→ **GIVEN INSTRUCTION**:
Copy out all the lines in the records that include the word "Wind".

[Figure data in JSON]
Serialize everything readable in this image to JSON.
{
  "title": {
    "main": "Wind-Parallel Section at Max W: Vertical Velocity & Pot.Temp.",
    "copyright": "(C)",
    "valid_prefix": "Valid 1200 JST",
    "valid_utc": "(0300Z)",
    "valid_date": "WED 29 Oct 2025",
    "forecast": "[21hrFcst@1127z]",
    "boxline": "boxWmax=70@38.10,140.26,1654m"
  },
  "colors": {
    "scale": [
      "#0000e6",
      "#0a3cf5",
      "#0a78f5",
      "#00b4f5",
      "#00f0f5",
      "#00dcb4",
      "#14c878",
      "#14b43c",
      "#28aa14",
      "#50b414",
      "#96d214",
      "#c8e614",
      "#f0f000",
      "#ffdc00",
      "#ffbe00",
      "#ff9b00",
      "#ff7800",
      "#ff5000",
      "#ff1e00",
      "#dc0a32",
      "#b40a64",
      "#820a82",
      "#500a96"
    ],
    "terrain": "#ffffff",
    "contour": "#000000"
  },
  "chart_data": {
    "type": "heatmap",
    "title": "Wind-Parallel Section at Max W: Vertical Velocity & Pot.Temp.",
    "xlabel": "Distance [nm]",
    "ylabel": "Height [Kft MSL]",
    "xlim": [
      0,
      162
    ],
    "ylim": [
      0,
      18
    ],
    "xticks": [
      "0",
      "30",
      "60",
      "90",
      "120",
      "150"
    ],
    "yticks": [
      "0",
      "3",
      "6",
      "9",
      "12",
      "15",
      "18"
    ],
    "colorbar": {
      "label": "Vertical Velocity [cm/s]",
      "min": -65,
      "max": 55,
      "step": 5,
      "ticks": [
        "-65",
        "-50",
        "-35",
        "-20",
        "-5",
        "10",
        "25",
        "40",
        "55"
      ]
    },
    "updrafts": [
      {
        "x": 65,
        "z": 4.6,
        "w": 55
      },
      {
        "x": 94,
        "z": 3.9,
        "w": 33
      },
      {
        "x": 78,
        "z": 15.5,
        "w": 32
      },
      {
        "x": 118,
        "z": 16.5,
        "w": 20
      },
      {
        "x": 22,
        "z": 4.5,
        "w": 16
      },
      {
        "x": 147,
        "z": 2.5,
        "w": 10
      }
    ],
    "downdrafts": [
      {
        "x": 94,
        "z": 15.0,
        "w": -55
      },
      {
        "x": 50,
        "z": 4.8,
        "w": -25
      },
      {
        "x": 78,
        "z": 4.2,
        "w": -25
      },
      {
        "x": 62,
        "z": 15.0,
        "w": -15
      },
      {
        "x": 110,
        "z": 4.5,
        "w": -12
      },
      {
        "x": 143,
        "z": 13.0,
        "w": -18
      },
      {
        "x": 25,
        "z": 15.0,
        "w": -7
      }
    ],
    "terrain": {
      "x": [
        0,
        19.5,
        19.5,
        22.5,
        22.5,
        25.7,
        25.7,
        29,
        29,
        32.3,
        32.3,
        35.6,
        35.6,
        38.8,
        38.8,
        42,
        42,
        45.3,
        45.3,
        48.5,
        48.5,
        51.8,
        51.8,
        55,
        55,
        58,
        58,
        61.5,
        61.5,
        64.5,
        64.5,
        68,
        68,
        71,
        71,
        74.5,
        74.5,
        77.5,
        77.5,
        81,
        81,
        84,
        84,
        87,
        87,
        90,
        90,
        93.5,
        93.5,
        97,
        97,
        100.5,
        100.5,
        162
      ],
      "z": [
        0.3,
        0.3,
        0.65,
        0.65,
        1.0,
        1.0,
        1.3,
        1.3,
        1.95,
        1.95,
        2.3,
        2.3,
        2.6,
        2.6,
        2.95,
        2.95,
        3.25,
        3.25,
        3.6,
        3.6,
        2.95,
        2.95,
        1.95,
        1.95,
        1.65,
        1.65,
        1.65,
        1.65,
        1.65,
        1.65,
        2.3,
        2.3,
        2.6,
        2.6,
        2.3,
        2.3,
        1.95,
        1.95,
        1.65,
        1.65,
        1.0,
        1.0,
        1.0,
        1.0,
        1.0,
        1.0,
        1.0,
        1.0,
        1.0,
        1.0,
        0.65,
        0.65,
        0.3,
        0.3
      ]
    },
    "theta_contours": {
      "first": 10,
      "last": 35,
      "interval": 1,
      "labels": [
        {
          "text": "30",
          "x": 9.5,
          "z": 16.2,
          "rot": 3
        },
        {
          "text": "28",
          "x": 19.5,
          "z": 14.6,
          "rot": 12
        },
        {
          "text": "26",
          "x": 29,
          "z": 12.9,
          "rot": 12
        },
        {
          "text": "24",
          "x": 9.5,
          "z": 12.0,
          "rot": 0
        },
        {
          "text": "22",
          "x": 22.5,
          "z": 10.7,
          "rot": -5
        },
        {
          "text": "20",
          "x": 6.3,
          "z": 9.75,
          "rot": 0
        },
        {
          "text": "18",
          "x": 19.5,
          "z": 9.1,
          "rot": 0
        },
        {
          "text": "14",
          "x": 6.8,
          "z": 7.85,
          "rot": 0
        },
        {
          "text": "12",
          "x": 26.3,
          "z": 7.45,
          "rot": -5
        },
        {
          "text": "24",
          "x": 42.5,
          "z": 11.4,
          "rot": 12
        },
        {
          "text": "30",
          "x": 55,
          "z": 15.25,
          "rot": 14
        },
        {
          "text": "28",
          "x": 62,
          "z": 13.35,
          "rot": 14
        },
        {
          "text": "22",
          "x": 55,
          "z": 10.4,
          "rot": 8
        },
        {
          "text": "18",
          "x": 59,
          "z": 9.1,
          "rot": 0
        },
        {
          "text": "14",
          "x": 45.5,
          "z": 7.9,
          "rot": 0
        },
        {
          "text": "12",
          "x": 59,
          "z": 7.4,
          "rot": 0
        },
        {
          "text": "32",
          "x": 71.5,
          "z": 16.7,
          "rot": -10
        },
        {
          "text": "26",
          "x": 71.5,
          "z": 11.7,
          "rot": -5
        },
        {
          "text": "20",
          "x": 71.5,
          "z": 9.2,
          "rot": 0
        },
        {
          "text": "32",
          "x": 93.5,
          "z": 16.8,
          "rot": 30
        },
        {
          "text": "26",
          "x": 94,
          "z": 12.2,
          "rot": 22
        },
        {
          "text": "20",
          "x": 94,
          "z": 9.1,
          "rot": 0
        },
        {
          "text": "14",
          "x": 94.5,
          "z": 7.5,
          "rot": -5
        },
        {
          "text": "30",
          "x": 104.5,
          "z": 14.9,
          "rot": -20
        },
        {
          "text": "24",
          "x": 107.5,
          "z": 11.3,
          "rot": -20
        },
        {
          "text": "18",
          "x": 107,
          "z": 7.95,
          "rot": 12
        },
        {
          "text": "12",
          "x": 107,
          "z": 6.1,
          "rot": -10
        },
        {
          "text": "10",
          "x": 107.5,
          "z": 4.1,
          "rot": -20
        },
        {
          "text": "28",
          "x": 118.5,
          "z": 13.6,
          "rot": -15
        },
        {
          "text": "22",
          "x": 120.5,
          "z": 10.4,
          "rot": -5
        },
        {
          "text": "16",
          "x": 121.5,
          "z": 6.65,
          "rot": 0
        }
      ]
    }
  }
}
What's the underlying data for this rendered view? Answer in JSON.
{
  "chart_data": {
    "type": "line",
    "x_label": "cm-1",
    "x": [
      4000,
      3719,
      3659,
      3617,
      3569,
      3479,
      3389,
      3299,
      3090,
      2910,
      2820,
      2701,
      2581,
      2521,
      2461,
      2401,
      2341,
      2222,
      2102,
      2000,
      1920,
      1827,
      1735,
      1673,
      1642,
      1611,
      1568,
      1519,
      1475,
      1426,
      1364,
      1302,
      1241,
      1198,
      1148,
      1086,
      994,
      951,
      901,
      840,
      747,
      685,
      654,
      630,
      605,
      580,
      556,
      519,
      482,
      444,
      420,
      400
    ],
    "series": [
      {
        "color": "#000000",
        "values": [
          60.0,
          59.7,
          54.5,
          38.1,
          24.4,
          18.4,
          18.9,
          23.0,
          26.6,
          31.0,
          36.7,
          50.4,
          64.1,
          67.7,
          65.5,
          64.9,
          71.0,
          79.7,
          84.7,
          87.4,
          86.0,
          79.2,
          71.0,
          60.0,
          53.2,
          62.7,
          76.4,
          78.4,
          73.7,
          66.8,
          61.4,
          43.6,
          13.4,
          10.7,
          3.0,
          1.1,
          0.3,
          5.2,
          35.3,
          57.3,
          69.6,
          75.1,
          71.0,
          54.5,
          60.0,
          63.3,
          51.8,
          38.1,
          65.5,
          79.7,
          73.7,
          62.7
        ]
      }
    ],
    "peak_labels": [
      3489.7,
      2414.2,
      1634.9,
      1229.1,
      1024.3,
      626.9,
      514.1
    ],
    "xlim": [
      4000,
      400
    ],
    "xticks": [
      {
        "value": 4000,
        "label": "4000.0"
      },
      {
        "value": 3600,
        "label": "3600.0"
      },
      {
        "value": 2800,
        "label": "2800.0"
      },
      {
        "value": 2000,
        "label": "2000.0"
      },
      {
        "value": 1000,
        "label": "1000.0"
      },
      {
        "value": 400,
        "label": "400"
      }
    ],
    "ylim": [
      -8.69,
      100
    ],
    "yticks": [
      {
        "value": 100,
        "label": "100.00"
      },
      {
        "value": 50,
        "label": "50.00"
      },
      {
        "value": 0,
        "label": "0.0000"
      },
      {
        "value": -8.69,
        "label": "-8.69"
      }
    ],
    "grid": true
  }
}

→ **RESPONSE TO THIS TASK**:
    "main": "Wind-Parallel Section at Max W: Vertical Velocity & Pot.Temp.",
    "title": "Wind-Parallel Section at Max W: Vertical Velocity & Pot.Temp.",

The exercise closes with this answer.